[SHORT PROBLEM] Gather from the listing below each line that includes the word "ñònh", and copy it.

[INPUT ROWS]
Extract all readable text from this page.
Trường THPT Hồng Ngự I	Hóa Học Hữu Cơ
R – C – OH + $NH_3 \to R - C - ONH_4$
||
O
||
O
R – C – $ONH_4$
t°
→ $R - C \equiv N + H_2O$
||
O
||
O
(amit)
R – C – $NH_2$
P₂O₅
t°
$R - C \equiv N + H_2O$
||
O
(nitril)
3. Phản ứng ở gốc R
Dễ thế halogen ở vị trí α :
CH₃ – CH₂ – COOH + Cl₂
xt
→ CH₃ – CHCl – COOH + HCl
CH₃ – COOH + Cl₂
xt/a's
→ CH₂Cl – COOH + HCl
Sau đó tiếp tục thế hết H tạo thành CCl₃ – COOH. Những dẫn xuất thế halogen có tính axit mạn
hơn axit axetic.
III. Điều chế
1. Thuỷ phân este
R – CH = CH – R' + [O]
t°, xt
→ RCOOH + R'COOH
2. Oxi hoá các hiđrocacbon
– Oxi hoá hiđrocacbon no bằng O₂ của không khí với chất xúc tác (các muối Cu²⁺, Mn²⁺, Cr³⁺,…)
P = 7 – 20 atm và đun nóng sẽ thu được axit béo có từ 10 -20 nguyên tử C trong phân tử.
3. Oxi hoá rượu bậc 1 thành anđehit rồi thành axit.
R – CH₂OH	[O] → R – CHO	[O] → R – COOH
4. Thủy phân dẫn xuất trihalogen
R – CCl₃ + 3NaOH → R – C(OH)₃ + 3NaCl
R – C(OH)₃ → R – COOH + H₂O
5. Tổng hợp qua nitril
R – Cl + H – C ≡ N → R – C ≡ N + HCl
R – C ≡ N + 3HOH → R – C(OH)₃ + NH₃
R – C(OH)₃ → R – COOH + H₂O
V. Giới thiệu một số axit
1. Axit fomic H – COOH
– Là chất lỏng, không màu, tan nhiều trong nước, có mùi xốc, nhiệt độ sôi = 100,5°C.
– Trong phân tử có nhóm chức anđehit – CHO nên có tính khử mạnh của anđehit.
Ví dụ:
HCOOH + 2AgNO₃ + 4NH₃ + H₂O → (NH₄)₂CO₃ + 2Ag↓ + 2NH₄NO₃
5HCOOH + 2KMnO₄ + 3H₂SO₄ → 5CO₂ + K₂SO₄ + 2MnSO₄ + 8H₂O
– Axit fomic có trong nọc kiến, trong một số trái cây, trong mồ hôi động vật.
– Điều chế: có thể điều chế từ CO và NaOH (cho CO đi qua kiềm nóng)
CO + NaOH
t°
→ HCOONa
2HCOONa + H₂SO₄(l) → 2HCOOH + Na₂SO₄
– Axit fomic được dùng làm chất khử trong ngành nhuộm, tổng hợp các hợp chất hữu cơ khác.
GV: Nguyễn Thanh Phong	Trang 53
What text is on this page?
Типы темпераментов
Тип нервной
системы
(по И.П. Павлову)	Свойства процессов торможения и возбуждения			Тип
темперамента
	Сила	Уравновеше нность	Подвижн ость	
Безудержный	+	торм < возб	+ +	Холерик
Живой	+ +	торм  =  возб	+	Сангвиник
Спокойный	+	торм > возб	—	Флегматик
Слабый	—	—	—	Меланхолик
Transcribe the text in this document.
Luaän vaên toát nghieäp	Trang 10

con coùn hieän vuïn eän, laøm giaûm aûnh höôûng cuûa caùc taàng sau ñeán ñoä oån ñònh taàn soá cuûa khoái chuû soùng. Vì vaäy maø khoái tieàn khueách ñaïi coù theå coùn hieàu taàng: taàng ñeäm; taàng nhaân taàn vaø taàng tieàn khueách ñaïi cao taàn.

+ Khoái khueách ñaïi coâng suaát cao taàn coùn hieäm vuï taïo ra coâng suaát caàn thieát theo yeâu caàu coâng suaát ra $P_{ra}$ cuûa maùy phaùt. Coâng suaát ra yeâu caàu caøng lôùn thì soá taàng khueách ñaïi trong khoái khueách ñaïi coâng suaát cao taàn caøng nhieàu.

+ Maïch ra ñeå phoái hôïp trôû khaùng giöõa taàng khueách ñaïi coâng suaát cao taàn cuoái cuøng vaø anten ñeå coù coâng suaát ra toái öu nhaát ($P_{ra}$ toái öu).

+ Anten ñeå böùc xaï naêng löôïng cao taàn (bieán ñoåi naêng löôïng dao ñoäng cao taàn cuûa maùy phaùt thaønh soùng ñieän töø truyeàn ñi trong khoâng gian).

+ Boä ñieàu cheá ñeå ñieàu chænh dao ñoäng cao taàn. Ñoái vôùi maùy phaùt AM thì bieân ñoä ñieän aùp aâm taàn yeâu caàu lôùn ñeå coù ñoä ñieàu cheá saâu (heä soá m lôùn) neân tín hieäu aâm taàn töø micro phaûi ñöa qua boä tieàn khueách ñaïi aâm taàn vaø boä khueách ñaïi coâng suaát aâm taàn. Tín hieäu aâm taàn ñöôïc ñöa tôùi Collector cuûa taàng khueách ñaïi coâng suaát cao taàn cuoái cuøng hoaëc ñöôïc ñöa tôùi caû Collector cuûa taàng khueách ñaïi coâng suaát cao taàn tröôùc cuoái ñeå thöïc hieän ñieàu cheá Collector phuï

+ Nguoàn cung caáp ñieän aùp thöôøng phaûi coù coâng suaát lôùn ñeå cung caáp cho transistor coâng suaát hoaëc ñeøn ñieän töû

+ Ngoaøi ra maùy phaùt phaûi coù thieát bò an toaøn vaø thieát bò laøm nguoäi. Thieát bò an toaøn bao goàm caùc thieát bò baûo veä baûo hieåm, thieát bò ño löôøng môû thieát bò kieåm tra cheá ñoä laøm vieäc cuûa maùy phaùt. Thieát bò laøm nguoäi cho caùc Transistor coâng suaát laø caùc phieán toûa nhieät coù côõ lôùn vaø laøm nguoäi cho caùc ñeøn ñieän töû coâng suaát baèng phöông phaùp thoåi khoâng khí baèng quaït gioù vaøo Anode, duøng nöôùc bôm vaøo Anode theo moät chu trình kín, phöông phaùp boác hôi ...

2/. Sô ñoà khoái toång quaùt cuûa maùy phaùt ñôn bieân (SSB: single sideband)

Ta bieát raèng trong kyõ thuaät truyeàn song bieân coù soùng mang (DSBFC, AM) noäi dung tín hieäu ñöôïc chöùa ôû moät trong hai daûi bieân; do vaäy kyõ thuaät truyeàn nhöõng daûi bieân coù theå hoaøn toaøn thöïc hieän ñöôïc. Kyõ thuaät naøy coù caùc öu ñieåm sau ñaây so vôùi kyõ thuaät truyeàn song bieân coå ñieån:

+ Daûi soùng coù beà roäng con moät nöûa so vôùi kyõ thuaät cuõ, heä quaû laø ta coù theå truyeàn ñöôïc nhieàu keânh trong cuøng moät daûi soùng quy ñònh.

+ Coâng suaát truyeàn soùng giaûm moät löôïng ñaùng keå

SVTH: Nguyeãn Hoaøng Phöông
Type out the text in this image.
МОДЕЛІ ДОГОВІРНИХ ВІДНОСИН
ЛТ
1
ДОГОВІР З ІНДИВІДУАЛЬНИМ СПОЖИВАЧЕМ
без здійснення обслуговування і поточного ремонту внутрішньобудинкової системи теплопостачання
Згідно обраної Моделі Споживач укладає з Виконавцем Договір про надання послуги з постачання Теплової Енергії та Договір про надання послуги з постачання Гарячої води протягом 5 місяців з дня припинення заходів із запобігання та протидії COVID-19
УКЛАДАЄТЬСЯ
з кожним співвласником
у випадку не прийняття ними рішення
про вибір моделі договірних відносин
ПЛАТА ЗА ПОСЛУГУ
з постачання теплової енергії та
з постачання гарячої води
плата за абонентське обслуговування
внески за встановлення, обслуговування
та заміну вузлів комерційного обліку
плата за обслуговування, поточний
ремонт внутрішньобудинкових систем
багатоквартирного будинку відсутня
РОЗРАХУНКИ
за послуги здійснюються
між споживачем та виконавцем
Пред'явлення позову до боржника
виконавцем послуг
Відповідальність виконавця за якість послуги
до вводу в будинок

[EXERCISE RESULT]
con coùn hieän vuïn eän, laøm giaûm aûnh höôûng cuûa caùc taàng sau ñeán ñoä oån ñònh taàn soá cuûa khoái chuû soùng. Vì vaäy maø khoái tieàn khueách ñaïi coù theå coùn hieàu taàng: taàng ñeäm; taàng nhaân taàn vaø taàng tieàn khueách ñaïi cao taàn.
+ Daûi soùng coù beà roäng con moät nöûa so vôùi kyõ thuaät cuõ, heä quaû laø ta coù theå truyeàn ñöôïc nhieàu keânh trong cuøng moät daûi soùng quy ñònh.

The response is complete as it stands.